Excerpt provided —

“On that same set, I had to wear a short, tight dress. I had some downtime, so I sat in one of the rooms where the food was set up. Soon one guy came in and then another. Within a few minutes, fifteen guys were surrounding me, and I was trapped. I felt like a specimen in a museum. I didn’t want to get up because I knew if I did, they would start making a fuss over my ass. I kept thinking, ‘I’m sitting here with these guys ogling, trying to touch my leg and arm, trying to see what kind of girl I am, see if they can run a train on me.’ I was so terrified of getting up. The dress was so short and my shoes were so high, I was afraid to even uncross my legs. Eventually a crewmember came in and regulated the situation; he could see how terrified I was about even moving an inch. It all lasted about ten minutes.”
51; Melyssa Ford, “Calendar Girl” (fromNaked)
“. . . Master Hendrick would invite the spectators to examine me to assure themselves nothing was fake. Some of them accepted the invitation by touching my backside or searching for evidence of padding. One pinched me, another walked around me, a gentleman poked me with his cane, a lady used her parasol to ascertain that all was ‘natural.’ Master Hendrick sometimes used a long piece of bamboo to prod me around or move me forward or backwards. But worst of all, the laughter raucous, lewd, predatory, and hate-filled never stopped. It erupted at the slightest excuse, a stumbling foot, a tear, an epithet from a spectator, the shrill whistles and catcalls of the gallery.”
51; Barbara Chase-Riboud, Hottentot Venus
Her ample bosom is barely contained by the bejeweled black satin bustier. She stretches its straps down past her wide, curvaceous hips, her full, round thighs beginning where the skimpiest of bejeweled black satin thongs ends. Her head is cocked to the side, she slyly peers out from the corner of her eye, lips moist, not quite smiling. Is it a dare? An invitation? A humble testimony to the work of God, genes, and personal trainers? A not-so-humble one?

Extracted entries —
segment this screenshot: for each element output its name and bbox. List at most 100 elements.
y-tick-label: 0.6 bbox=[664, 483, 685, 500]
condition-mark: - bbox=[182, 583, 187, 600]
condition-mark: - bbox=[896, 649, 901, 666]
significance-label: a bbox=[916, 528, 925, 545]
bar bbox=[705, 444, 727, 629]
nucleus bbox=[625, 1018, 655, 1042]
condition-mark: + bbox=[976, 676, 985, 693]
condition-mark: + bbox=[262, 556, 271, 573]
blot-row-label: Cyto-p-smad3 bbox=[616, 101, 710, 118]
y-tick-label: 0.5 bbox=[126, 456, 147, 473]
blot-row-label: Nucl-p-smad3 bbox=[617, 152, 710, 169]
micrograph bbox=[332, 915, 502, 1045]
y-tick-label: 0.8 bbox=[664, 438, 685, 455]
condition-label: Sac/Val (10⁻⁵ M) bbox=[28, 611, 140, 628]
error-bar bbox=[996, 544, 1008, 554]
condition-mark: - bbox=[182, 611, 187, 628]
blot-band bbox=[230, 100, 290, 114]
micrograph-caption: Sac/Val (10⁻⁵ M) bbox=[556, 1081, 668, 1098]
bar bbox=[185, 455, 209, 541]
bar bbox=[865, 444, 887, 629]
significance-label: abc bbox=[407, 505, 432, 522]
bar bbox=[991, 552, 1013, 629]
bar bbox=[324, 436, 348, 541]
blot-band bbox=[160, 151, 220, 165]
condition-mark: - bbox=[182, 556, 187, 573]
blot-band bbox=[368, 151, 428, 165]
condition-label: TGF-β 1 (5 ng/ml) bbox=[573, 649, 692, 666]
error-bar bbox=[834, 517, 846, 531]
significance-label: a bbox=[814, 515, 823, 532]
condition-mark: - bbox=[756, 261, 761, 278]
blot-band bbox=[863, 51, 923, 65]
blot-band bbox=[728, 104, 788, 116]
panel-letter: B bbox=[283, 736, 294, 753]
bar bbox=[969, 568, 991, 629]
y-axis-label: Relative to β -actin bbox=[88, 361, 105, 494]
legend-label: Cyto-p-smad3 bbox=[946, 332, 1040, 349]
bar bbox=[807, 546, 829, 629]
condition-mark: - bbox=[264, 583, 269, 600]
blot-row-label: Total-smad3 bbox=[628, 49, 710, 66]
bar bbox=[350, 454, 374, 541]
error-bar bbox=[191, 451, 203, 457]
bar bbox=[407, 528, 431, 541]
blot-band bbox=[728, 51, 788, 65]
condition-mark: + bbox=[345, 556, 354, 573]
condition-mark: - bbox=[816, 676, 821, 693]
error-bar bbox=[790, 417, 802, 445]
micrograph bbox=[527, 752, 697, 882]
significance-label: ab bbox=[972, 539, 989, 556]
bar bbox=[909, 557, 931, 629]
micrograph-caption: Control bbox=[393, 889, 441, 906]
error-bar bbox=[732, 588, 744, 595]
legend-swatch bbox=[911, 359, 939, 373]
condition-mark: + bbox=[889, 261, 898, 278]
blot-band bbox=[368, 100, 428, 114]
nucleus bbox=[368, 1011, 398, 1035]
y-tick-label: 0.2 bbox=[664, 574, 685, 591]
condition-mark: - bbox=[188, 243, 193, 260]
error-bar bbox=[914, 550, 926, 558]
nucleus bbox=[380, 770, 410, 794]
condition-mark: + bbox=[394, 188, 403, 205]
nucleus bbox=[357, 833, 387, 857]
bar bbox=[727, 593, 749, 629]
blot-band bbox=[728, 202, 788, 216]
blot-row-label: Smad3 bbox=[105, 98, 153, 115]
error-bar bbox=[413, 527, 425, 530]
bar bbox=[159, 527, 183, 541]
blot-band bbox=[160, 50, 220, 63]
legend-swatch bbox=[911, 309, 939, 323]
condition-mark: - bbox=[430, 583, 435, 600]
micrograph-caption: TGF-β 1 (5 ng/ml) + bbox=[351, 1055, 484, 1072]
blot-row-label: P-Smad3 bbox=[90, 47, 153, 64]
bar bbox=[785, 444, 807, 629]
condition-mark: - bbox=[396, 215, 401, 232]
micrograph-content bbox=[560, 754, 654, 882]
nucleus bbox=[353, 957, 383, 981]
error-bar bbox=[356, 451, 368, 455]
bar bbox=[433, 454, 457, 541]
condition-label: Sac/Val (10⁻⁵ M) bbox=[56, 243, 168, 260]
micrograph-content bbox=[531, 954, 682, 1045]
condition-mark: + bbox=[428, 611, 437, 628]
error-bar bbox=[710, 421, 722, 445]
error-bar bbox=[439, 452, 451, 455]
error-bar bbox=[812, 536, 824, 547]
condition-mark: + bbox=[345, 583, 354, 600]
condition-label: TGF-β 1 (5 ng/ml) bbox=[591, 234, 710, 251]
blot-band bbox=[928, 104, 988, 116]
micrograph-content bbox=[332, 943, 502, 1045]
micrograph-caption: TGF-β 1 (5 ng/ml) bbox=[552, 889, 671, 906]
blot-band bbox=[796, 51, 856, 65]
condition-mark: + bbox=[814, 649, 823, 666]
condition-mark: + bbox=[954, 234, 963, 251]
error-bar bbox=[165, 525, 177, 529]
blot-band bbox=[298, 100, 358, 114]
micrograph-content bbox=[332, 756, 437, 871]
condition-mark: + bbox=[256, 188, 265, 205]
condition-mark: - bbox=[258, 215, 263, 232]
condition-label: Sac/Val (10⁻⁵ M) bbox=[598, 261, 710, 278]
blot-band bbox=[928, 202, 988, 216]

Goal of the exercise — Continue the passage about women's bodies put on display for others, beginning after its final sentence. The lines have nothing to do with the text.

Response for this exercise —
This is Melyssa Ford in all her glory, on the cover of XXL Presents Eye Candy, a semi-annual spin-off of the popular rap publication. Eye Candy is a blowout of a regular XXL feature spotlighting attractive young women in cheesecake outfits and poses (this issue of the magazine’s spine carries the truth-in-advertising appellation “T&A ETC.”). Most of the women spotlighted in the “Eye Candy” section can be seen to fuller effect in your average rap video, gyrating about as the love interest / sex interest / obligatory female jiggling various body parts. Eye Candy, the magazine, is devoted to the hottest such starlets, known to the world politely as “video vixens” and derisively as “video hos”. Ford takes pride of place on the cover as the most polished and accomplished of them all, down to the what else? stunning centerfold shot.
You can also find her on the cover of Black Men Swimsuit Extra, another spin-off pub devoted to babes in bikinis (Black Men being the parent mag). Except that Ford ain’t wearing a bikini on the cover: only a wide-brimmed hat, a necklace, and a strategically draped arm. And this is no ordinary cheesecake book; this issue is devoted to Ford herself, her background, her plans for the future, her calendar shoot in Jamaica, the DVD of said shoot, her zodiac sign, and so on.
Now, one look at the undeniably gorgeous Ms. Ford would explain why people think she can sell magazines. But there’s a bit more to the story than that. Once upon a time, Ford was studying forensic psychology at York University in her native Canada when she was discovered by rap video director, Little X. After that first taste of the biz, she moved to New York City, working under the table as a bartender while learning the industry ropes. She went on to appear in some high-profile videos (Jay-Z’s “Big Pimpin”, Mystikal’s “Shake Ya Ass”, Usher’s “Yeah”), where her 34-20-38 frame earned her the nickname “Jessica Rabbit”, after she of the animated “I’m not bad, I’m just drawn that way” fame. Ford parlayed that notoriety into a gig hosting the celebrity magazine show BET Style, a relationship advice column for Smooth magazine, and enough clout to call her own shots (what she will and won’t do, wear, portray, etc.) for appearances in videos.
Ford’s contemporaries on the video starlet A-list include Ki Toy Johnson, Esther Baxter (who earned her nickname after starring in the video for Petey Pablo’s “Freek-a-Leek”), and the sensuously named Buffie the Body. Although their backgrounds and life stories are radically different, these women tend to all have relatively slender waists and bodacious backsides. That is no coincidence. The black female rear end has long been a subject of fantasy, desire, celebration, and questions concerning ownership. The bulging booty as gold standard of black female beauty became virtually axiomatic within hip-hop with 1992’s “Rump Shaker” by Wreckx-N-Effect (MCA) and, more famously, “Baby Got Back” by Sir Mix-A-Lot (Def American), which attempted to make the black woman’s fuller-than-white-women butt a signifier of racial pride (and, to a certain measure, succeeded wildly).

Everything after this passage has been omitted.